» Work to do
Output the data below in full, byte for byte. Nothing may differ.

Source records
===============

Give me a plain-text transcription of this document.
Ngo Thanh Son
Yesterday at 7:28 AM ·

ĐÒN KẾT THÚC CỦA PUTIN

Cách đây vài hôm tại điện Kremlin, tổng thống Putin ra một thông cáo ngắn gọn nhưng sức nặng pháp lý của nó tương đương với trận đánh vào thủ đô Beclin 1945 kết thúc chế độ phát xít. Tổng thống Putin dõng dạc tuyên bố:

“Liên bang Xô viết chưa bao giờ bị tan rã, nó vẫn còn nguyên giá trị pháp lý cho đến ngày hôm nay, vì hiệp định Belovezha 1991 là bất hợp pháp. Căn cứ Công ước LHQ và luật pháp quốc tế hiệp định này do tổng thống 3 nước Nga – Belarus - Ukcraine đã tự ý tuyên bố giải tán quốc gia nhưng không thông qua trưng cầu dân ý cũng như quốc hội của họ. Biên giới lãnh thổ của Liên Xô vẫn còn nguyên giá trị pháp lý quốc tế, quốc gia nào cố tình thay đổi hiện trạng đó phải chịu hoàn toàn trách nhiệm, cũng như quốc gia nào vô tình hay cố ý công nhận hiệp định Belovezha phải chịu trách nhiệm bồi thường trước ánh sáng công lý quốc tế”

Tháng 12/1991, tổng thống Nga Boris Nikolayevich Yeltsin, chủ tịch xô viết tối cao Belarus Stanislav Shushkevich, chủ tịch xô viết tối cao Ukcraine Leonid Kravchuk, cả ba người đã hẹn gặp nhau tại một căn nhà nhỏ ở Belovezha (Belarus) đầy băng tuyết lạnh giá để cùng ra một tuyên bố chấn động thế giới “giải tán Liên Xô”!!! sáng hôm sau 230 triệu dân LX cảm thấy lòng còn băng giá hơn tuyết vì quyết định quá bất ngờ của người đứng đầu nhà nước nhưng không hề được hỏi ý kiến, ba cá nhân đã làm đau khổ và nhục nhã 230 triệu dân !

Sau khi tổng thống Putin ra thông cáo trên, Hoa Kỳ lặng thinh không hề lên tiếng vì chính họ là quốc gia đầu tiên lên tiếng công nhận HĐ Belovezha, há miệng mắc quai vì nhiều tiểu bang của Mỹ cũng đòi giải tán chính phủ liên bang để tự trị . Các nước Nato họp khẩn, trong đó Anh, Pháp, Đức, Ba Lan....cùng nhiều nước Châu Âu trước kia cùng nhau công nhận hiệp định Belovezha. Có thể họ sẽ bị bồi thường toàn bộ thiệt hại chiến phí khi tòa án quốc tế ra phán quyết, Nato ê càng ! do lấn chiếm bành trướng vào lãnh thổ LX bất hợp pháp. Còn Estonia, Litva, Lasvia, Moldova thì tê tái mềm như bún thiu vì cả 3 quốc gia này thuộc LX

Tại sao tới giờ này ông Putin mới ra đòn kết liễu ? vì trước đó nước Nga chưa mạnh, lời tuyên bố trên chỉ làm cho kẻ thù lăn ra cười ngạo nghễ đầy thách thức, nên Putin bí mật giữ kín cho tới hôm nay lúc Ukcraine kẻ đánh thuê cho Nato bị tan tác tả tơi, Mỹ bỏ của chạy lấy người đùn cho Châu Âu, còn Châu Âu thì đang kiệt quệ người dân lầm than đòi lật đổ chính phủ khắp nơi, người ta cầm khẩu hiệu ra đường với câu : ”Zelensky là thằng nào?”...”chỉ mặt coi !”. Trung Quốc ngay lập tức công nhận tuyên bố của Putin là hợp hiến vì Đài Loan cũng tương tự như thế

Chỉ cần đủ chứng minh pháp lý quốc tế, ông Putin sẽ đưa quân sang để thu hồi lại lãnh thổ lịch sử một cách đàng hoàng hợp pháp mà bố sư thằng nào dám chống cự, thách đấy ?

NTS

===============

» Expected answer
Give me a plain-text transcription of this document.
Ngo Thanh Son
Yesterday at 7:28 AM ·

ĐÒN KẾT THÚC CỦA PUTIN

Cách đây vài hôm tại điện Kremlin, tổng thống Putin ra một thông cáo ngắn gọn nhưng sức nặng pháp lý của nó tương đương với trận đánh vào thủ đô Beclin 1945 kết thúc chế độ phát xít. Tổng thống Putin dõng dạc tuyên bố:

“Liên bang Xô viết chưa bao giờ bị tan rã, nó vẫn còn nguyên giá trị pháp lý cho đến ngày hôm nay, vì hiệp định Belovezha 1991 là bất hợp pháp. Căn cứ Công ước LHQ và luật pháp quốc tế hiệp định này do tổng thống 3 nước Nga – Belarus - Ukcraine đã tự ý tuyên bố giải tán quốc gia nhưng không thông qua trưng cầu dân ý cũng như quốc hội của họ. Biên giới lãnh thổ của Liên Xô vẫn còn nguyên giá trị pháp lý quốc tế, quốc gia nào cố tình thay đổi hiện trạng đó phải chịu hoàn toàn trách nhiệm, cũng như quốc gia nào vô tình hay cố ý công nhận hiệp định Belovezha phải chịu trách nhiệm bồi thường trước ánh sáng công lý quốc tế”

Tháng 12/1991, tổng thống Nga Boris Nikolayevich Yeltsin, chủ tịch xô viết tối cao Belarus Stanislav Shushkevich, chủ tịch xô viết tối cao Ukcraine Leonid Kravchuk, cả ba người đã hẹn gặp nhau tại một căn nhà nhỏ ở Belovezha (Belarus) đầy băng tuyết lạnh giá để cùng ra một tuyên bố chấn động thế giới “giải tán Liên Xô”!!! sáng hôm sau 230 triệu dân LX cảm thấy lòng còn băng giá hơn tuyết vì quyết định quá bất ngờ của người đứng đầu nhà nước nhưng không hề được hỏi ý kiến, ba cá nhân đã làm đau khổ và nhục nhã 230 triệu dân !

Sau khi tổng thống Putin ra thông cáo trên, Hoa Kỳ lặng thinh không hề lên tiếng vì chính họ là quốc gia đầu tiên lên tiếng công nhận HĐ Belovezha, há miệng mắc quai vì nhiều tiểu bang của Mỹ cũng đòi giải tán chính phủ liên bang để tự trị . Các nước Nato họp khẩn, trong đó Anh, Pháp, Đức, Ba Lan....cùng nhiều nước Châu Âu trước kia cùng nhau công nhận hiệp định Belovezha. Có thể họ sẽ bị bồi thường toàn bộ thiệt hại chiến phí khi tòa án quốc tế ra phán quyết, Nato ê càng ! do lấn chiếm bành trướng vào lãnh thổ LX bất hợp pháp. Còn Estonia, Litva, Lasvia, Moldova thì tê tái mềm như bún thiu vì cả 3 quốc gia này thuộc LX

Tại sao tới giờ này ông Putin mới ra đòn kết liễu ? vì trước đó nước Nga chưa mạnh, lời tuyên bố trên chỉ làm cho kẻ thù lăn ra cười ngạo nghễ đầy thách thức, nên Putin bí mật giữ kín cho tới hôm nay lúc Ukcraine kẻ đánh thuê cho Nato bị tan tác tả tơi, Mỹ bỏ của chạy lấy người đùn cho Châu Âu, còn Châu Âu thì đang kiệt quệ người dân lầm than đòi lật đổ chính phủ khắp nơi, người ta cầm khẩu hiệu ra đường với câu : ”Zelensky là thằng nào?”...”chỉ mặt coi !”. Trung Quốc ngay lập tức công nhận tuyên bố của Putin là hợp hiến vì Đài Loan cũng tương tự như thế

Chỉ cần đủ chứng minh pháp lý quốc tế, ông Putin sẽ đưa quân sang để thu hồi lại lãnh thổ lịch sử một cách đàng hoàng hợp pháp mà bố sư thằng nào dám chống cự, thách đấy ?

NTS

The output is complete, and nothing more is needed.